### What to do
1. Condense the paragraph of the article on the Vessel apartment project beginning "Under the court approved settlements" into a short bulleted list that keeps its main facts.
2. Identify each line of the listing that contains the string "labels".

### Reading passage
--- start ---
The rendering of the planned Vessel apartment building at 446 Hopmeadow St. - as included in the settlement agreement with the Simsbury Zoning Commission.


By John Fitts

Staff Writer


SIMSBURY, CT – A Connecticut Superior Court judge on Feb. 29 approved settlements related to the Vessel project in Simsbury, paving the way for a 48-unit apartment complex at 446 Hopmeadow St.

Under the court approved settlements, the apartment plan is now a scaled back version of what the New York-based company original sought to build last year. The project now includes 48 units in a brown-toned, three-story building. The project would set aside 30% of the units as affordable under state statute 8-30g, which requires those units be deed restricted for 40 years. The modified plan also includes updated landscaping and a conservation easement for an approximate 2.39-acre parcel between the Farmington Canal Heritage Trail and the Farmington River.

According to its original application, Vessel Technologies, founded in 2017, was created to address affordability issues in the housing market. The application, in part, stated, "At its inception, Vessel spent three years fully developing an innovative housing product that would provide affordable housing by (1) creating an exceptional standardized design with modern and elegant aesthetics, and (2) utilizing a modular building technique to streamline the building process. The modular building technique allows the building to be built in parts off-site and assembled in-place permitting the building to be constructed within a matter of months. The design integrates modern technology and sustainable design with the goal of passing savings to the residents. Each Vessel property is operated by a Caretaker, who will be a local resident trained by Vessel and empowered to have a career within his/her community."
--- end ---
### Supplied material
--- start ---
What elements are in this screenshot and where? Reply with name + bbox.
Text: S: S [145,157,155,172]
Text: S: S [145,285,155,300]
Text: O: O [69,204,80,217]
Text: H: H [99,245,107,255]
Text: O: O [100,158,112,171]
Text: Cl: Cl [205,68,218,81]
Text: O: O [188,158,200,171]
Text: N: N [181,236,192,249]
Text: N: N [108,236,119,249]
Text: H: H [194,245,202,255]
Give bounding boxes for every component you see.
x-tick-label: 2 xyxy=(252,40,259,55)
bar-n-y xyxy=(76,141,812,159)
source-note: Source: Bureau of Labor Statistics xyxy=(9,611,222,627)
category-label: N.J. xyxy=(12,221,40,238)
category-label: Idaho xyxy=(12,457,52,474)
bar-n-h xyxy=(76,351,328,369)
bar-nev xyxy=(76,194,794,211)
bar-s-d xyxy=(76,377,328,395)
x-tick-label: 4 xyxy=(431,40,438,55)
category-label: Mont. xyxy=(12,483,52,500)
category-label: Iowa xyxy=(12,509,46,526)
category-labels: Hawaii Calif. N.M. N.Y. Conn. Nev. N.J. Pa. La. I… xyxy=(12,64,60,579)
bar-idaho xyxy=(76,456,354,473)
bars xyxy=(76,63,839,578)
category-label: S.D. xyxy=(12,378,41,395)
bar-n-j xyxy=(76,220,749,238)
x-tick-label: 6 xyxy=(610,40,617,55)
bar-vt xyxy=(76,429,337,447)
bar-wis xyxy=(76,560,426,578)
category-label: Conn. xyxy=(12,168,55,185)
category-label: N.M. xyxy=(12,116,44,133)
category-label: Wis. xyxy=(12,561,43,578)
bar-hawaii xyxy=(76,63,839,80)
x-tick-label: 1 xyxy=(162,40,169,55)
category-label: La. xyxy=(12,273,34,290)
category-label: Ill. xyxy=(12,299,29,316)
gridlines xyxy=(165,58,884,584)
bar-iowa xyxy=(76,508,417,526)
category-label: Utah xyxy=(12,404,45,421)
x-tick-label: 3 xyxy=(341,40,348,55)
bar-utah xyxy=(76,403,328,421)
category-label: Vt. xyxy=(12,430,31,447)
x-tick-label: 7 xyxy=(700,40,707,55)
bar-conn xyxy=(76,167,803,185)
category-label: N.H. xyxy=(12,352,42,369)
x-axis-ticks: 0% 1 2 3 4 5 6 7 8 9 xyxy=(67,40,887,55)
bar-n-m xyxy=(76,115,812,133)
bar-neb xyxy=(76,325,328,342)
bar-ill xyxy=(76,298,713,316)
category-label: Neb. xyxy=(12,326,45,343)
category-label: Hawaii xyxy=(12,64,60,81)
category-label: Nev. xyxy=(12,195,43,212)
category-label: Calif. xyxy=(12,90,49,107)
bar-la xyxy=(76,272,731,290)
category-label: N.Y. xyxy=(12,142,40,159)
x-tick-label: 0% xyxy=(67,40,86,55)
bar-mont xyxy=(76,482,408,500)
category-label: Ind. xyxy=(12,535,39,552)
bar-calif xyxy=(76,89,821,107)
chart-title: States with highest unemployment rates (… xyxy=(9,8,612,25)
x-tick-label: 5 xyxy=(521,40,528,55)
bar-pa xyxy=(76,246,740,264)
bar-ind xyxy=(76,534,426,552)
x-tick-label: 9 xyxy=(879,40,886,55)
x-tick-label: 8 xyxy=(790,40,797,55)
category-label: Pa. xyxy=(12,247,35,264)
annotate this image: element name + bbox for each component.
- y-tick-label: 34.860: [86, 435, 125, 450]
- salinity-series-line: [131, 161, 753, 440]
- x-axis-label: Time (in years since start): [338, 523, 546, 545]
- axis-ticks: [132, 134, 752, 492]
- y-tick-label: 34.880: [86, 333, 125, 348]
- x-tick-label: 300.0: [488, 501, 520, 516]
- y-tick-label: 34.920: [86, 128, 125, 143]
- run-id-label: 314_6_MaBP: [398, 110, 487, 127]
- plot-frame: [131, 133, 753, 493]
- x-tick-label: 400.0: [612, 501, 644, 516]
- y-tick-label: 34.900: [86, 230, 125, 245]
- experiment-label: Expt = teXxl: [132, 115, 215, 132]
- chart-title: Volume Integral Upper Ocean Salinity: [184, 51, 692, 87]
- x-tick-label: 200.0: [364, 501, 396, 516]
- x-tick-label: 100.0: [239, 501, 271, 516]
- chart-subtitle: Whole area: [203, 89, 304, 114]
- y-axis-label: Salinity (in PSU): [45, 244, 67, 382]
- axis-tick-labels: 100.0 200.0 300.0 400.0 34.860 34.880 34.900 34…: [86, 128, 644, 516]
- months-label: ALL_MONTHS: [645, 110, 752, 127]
--- end ---
### Answers for the exercise
1.
- Under the court-approved settlements, the apartment plan is a scaled-back version of what the New York-based company sought to build last year.
- The project now has 48 units in a brown-toned, three-story building.
- 30% of the units would be affordable under state statute 8-30g, which requires them to be deed restricted for 40 years.
- The modified plan adds updated landscaping and a conservation easement for a parcel of about 2.39 acres between the Farmington Canal Heritage Trail and the Farmington River.

2.
category-labels: Hawaii Calif. N.M. N.Y. Conn. Nev. N.J. Pa. La. I… xyxy=(12,64,60,579)
- axis-tick-labels: 100.0 200.0 300.0 400.0 34.860 34.880 34.900 34…: [86, 128, 644, 516]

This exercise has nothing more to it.